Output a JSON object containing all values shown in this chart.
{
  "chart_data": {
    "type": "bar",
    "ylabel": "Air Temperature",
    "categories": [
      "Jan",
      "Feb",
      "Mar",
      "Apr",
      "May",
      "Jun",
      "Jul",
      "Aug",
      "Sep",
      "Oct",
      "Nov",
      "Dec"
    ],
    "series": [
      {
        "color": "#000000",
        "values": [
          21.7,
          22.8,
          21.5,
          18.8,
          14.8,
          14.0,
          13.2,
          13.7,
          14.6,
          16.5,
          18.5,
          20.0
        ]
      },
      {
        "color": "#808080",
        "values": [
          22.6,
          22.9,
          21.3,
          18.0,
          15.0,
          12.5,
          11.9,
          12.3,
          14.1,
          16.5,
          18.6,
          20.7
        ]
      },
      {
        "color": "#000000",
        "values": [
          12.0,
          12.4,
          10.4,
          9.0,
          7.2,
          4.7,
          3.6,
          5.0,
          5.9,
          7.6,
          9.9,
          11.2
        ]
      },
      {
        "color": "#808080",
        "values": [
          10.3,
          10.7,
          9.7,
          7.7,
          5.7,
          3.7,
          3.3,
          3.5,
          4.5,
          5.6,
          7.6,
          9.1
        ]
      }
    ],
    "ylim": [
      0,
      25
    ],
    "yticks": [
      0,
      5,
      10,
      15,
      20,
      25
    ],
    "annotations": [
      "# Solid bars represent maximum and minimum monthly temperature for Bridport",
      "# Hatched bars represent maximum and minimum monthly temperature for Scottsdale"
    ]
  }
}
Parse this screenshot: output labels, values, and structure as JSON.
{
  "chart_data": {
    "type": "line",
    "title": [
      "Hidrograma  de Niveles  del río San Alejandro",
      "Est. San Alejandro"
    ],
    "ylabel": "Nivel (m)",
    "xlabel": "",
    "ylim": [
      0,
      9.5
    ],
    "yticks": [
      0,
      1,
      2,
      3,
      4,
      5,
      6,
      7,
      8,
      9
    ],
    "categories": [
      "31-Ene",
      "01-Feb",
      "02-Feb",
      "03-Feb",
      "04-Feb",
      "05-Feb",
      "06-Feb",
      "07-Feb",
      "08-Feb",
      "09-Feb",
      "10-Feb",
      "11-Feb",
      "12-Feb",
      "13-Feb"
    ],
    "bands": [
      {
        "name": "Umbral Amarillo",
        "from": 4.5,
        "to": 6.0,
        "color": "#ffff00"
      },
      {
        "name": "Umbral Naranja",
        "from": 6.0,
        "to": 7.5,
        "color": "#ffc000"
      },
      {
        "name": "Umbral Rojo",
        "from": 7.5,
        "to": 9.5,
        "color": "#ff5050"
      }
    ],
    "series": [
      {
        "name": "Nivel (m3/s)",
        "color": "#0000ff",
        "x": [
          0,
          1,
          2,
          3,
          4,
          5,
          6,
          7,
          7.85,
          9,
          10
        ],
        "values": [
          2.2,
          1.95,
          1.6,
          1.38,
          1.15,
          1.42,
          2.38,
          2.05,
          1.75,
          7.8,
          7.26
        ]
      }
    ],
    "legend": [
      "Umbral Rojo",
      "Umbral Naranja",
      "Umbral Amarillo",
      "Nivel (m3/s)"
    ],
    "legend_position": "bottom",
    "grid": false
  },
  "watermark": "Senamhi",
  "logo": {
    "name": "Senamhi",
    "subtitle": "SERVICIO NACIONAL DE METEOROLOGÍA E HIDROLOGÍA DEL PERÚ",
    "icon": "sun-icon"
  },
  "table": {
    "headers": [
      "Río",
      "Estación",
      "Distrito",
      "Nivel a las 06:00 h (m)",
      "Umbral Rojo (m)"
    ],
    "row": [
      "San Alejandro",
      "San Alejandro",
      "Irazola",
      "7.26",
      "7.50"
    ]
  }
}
------------------------
- **PROMPT**
In the entries above, find lines with "Rojo" and copy each.

- **WORKED ANSWER**
        "name": "Umbral Rojo",
      "Umbral Rojo",
      "Umbral Rojo (m)"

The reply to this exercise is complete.